Insulin Gene Variable Number of Tandem Repeats (INS VNTR) Genotype and Metabolic Syndrome in Childhood Obesity

Abstract Objective: The insulin VNTR polymorphism located in the insulin gene promoter (INS VNTR) has been associated with insulin levels in obese children. Hyperinsulinemia is a pivotal factor in the development of metabolic syndrome, an emerging complicance in childhood obesity. With the present study we aimed to test the associations between INS VNTR and the metabolic syndrome in juvenile-onset obesity. Materials and Methods: We screened for the INS VNTR 320 obese children (152 girls; mean age 11.2 ± 2.3 years; mean z-score BMI 3.6 ± 1.1). All of them underwent a standard oral glucose tolerance test (OGTT); baseline measurements included blood pressure, plasma lipid and fasting insulin levels. By using the data derived from the OGTT, the whole body insulin sensitivity (WBISI) and the insulinogenic index (IGI) were calculated. Results: The prevalence of metabolic syndrome reached 39 percent. No differences in INS VNTR genotype distribution were observed between obese subjects and two hundred lean, age and sex matched, children (p= 0.7). Among obeses, the prevalence of the metabolic syndrome was significantly higher in subjects with the I/I genotype (p= 0.006); the risk for developing the metabolic syndrome was significantly higher in subjects carrying the I/I genotype (OR: 2.5; 95% CI: 1.5-3.9). Obese subjects homozygotes for the class I allele showed higher insulin levels, and IGI, but lower WBISI. Conclusions: We conclude that the I variant of the insulin promoter, when expressed in homozygosis, can predispose obese children to develop the metabolic syndrome.

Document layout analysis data
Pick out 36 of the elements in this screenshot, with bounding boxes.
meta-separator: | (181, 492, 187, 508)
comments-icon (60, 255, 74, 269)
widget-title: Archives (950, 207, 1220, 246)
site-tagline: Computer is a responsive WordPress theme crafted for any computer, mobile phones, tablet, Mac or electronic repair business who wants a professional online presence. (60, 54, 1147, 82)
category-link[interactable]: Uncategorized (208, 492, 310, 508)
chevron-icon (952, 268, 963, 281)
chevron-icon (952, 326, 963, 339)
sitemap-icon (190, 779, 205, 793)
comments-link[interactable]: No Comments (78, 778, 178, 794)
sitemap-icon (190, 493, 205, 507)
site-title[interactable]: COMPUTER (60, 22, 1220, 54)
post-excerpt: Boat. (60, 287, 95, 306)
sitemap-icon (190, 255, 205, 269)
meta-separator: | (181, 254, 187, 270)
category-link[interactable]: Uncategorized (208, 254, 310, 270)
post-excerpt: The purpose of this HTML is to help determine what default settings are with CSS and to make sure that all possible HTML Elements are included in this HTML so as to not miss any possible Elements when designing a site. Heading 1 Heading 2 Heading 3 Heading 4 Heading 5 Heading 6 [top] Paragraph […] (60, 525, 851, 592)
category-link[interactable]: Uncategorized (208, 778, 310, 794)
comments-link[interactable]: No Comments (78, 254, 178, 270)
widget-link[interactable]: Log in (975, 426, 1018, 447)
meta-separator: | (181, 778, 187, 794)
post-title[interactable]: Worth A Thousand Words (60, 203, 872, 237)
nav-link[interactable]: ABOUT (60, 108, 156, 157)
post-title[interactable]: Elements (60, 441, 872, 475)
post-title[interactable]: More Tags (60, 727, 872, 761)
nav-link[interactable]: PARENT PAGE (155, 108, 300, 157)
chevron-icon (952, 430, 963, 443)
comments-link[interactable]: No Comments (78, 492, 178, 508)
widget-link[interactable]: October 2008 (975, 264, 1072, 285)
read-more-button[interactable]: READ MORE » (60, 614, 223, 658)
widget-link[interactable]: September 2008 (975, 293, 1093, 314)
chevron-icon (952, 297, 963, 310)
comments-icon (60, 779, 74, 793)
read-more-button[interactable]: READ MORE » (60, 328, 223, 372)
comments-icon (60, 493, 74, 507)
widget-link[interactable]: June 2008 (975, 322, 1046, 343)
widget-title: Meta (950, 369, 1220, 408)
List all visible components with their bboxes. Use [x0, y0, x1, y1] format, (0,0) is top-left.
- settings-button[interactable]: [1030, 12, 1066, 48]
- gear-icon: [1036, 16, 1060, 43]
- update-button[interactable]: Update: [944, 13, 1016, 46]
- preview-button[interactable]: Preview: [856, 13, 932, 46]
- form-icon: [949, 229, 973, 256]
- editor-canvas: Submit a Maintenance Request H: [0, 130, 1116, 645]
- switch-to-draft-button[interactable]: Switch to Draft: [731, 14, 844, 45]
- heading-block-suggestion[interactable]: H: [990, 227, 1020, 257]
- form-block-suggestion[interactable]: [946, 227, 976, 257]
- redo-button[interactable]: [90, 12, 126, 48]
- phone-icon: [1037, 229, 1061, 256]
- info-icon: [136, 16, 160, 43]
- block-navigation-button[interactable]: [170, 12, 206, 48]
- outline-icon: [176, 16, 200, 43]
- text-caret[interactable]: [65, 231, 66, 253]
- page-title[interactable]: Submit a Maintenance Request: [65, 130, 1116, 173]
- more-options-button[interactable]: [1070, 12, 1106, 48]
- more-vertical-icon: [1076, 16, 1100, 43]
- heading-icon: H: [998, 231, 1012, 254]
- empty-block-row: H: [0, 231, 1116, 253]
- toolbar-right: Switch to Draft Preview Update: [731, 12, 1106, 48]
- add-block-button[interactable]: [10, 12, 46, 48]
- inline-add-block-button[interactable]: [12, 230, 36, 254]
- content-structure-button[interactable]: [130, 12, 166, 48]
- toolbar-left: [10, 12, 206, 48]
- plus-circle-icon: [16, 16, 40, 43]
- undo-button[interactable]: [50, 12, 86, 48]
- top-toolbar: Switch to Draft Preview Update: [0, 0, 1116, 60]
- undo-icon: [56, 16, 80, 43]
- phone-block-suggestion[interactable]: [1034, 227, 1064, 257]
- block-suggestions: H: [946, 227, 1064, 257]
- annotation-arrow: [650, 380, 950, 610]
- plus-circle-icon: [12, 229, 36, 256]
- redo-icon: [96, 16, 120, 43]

Requirement 1
Summarize the INS VNTR abstract in two sentences.
Requirement 2
Answer these questions on the INS VNTR abstract:
(a) How many obese children were screened for the INS VNTR?
(b) What prevalence of metabolic syndrome was found?
(c) What odds ratio was reported for developing metabolic syndrome in carriers of the I/I genotype?

Exercise result 1
The study screened 320 obese children for the INS VNTR polymorphism in the insulin gene promoter to test its association with metabolic syndrome. Metabolic syndrome was more prevalent and more likely among obese children with the I/I genotype, which the authors conclude can predispose obese children to develop it.

Exercise result 2
(a) 320
(b) 39 percent
(c) 2.5 (95% CI: 1.5-3.9)